Dataset
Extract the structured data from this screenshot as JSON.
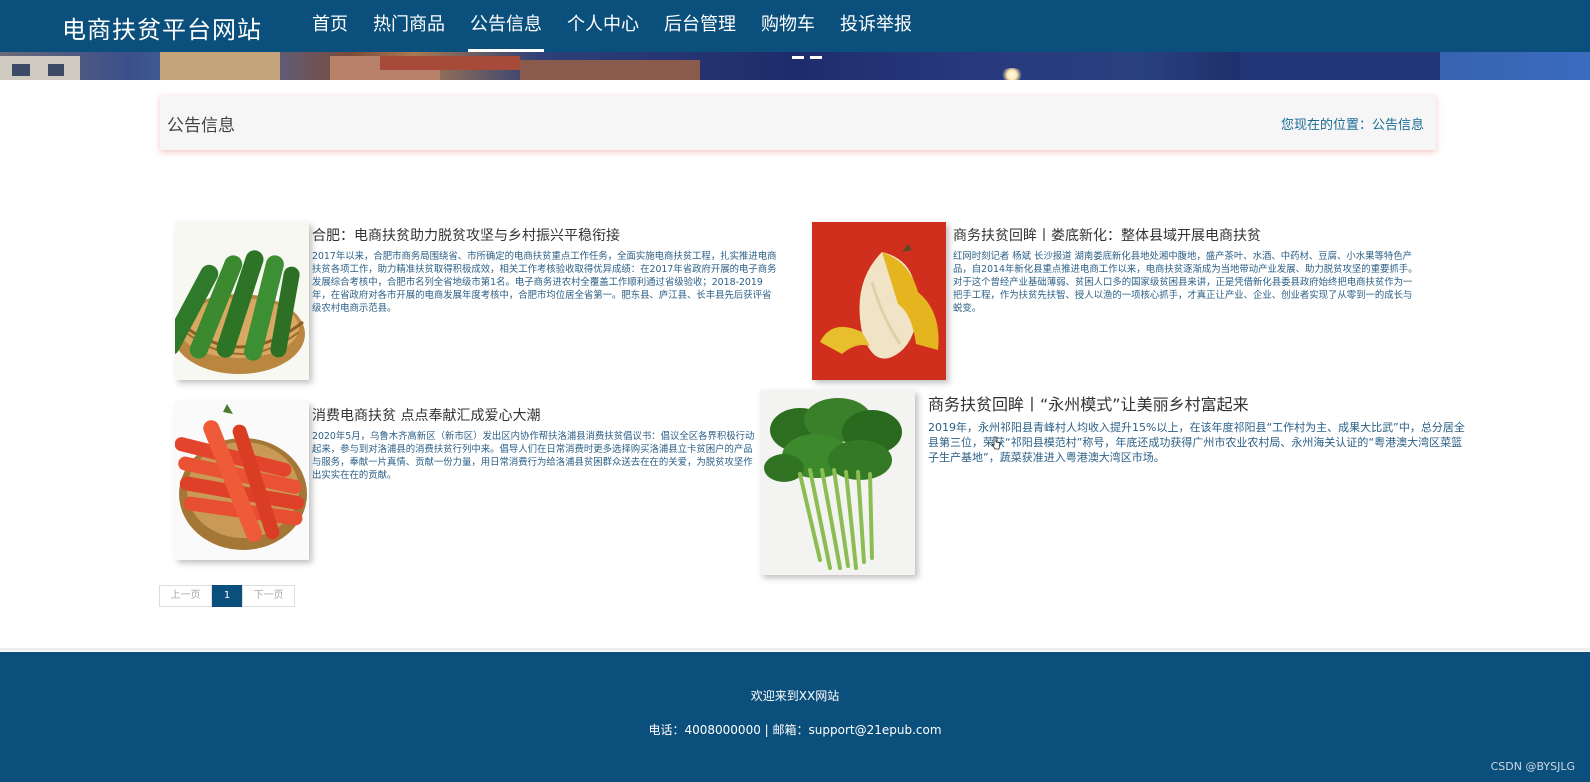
{
  "header": {
    "brand": "电商扶贫平台网站",
    "nav": [
      {
        "label": "首页"
      },
      {
        "label": "热门商品"
      },
      {
        "label": "公告信息",
        "active": true
      },
      {
        "label": "个人中心"
      },
      {
        "label": "后台管理"
      },
      {
        "label": "购物车"
      },
      {
        "label": "投诉举报"
      }
    ]
  },
  "breadcrumb": {
    "title": "公告信息",
    "location": "您现在的位置：公告信息"
  },
  "news": [
    {
      "title": "合肥：电商扶贫助力脱贫攻坚与乡村振兴平稳衔接",
      "summary": "2017年以来，合肥市商务局围绕省、市所确定的电商扶贫重点工作任务，全面实施电商扶贫工程，扎实推进电商扶贫各项工作，助力精准扶贫取得积极成效，相关工作考核验收取得优异成绩：在2017年省政府开展的电子商务发展综合考核中，合肥市名列全省地级市第1名。电子商务进农村全覆盖工作顺利通过省级验收；2018-2019年，在省政府对各市开展的电商发展年度考核中，合肥市均位居全省第一。肥东县、庐江县、长丰县先后获评省级农村电商示范县。",
      "image": "cucumber"
    },
    {
      "title": "商务扶贫回眸丨娄底新化：整体县域开展电商扶贫",
      "summary": "红网时刻记者 杨斌 长沙报道 湖南娄底新化县地处湘中腹地，盛产茶叶、水酒、中药材、豆腐、小水果等特色产品，自2014年新化县重点推进电商工作以来，电商扶贫逐渐成为当地带动产业发展、助力脱贫攻坚的重要抓手。对于这个曾经产业基础薄弱、贫困人口多的国家级贫困县来讲，正是凭借新化县委县政府始终把电商扶贫作为一把手工程，作为扶贫先扶智、授人以渔的一项核心抓手，才真正让产业、企业、创业者实现了从零到一的成长与蜕变。",
      "image": "banana"
    },
    {
      "title": "消费电商扶贫 点点奉献汇成爱心大潮",
      "summary": "2020年5月，乌鲁木齐高新区（新市区）发出区内协作帮扶洛浦县消费扶贫倡议书：倡议全区各界积极行动起来，参与到对洛浦县的消费扶贫行列中来。倡导人们在日常消费时更多选择购买洛浦县立卡贫困户的产品与服务，奉献一片真情、贡献一份力量，用日常消费行为给洛浦县贫困群众送去在在的关爱，为脱贫攻坚作出实实在在的贡献。",
      "image": "carrot"
    },
    {
      "title": "商务扶贫回眸丨“永州模式”让美丽乡村富起来",
      "summary": "2019年，永州祁阳县青峰村人均收入提升15%以上，在该年度祁阳县“工作村为主、成果大比武”中，总分居全县第三位，荣获“祁阳县模范村”称号，年底还成功获得广州市农业农村局、永州海关认证的“粤港澳大湾区菜篮子生产基地”，蔬菜获准进入粤港澳大湾区市场。",
      "image": "greens"
    }
  ],
  "pagination": {
    "prev": "上一页",
    "current": "1",
    "next": "下一页"
  },
  "footer": {
    "welcome": "欢迎来到XX网站",
    "contact": "电话：4008000000 | 邮箱：support@21epub.com",
    "credit": "CSDN @BYSJLG"
  }
}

Directions
Transcribe the entries above verbatim, omitting their pictures.

Answer to this problem
Extract the structured data from this screenshot as JSON.
{
  "header": {
    "brand": "电商扶贫平台网站",
    "nav": [
      {
        "label": "首页"
      },
      {
        "label": "热门商品"
      },
      {
        "label": "公告信息",
        "active": true
      },
      {
        "label": "个人中心"
      },
      {
        "label": "后台管理"
      },
      {
        "label": "购物车"
      },
      {
        "label": "投诉举报"
      }
    ]
  },
  "breadcrumb": {
    "title": "公告信息",
    "location": "您现在的位置：公告信息"
  },
  "news": [
    {
      "title": "合肥：电商扶贫助力脱贫攻坚与乡村振兴平稳衔接",
      "summary": "2017年以来，合肥市商务局围绕省、市所确定的电商扶贫重点工作任务，全面实施电商扶贫工程，扎实推进电商扶贫各项工作，助力精准扶贫取得积极成效，相关工作考核验收取得优异成绩：在2017年省政府开展的电子商务发展综合考核中，合肥市名列全省地级市第1名。电子商务进农村全覆盖工作顺利通过省级验收；2018-2019年，在省政府对各市开展的电商发展年度考核中，合肥市均位居全省第一。肥东县、庐江县、长丰县先后获评省级农村电商示范县。",
      "image": "cucumber"
    },
    {
      "title": "商务扶贫回眸丨娄底新化：整体县域开展电商扶贫",
      "summary": "红网时刻记者 杨斌 长沙报道 湖南娄底新化县地处湘中腹地，盛产茶叶、水酒、中药材、豆腐、小水果等特色产品，自2014年新化县重点推进电商工作以来，电商扶贫逐渐成为当地带动产业发展、助力脱贫攻坚的重要抓手。对于这个曾经产业基础薄弱、贫困人口多的国家级贫困县来讲，正是凭借新化县委县政府始终把电商扶贫作为一把手工程，作为扶贫先扶智、授人以渔的一项核心抓手，才真正让产业、企业、创业者实现了从零到一的成长与蜕变。",
      "image": "banana"
    },
    {
      "title": "消费电商扶贫 点点奉献汇成爱心大潮",
      "summary": "2020年5月，乌鲁木齐高新区（新市区）发出区内协作帮扶洛浦县消费扶贫倡议书：倡议全区各界积极行动起来，参与到对洛浦县的消费扶贫行列中来。倡导人们在日常消费时更多选择购买洛浦县立卡贫困户的产品与服务，奉献一片真情、贡献一份力量，用日常消费行为给洛浦县贫困群众送去在在的关爱，为脱贫攻坚作出实实在在的贡献。",
      "image": "carrot"
    },
    {
      "title": "商务扶贫回眸丨“永州模式”让美丽乡村富起来",
      "summary": "2019年，永州祁阳县青峰村人均收入提升15%以上，在该年度祁阳县“工作村为主、成果大比武”中，总分居全县第三位，荣获“祁阳县模范村”称号，年底还成功获得广州市农业农村局、永州海关认证的“粤港澳大湾区菜篮子生产基地”，蔬菜获准进入粤港澳大湾区市场。",
      "image": "greens"
    }
  ],
  "pagination": {
    "prev": "上一页",
    "current": "1",
    "next": "下一页"
  },
  "footer": {
    "welcome": "欢迎来到XX网站",
    "contact": "电话：4008000000 | 邮箱：support@21epub.com",
    "credit": "CSDN @BYSJLG"
  }
}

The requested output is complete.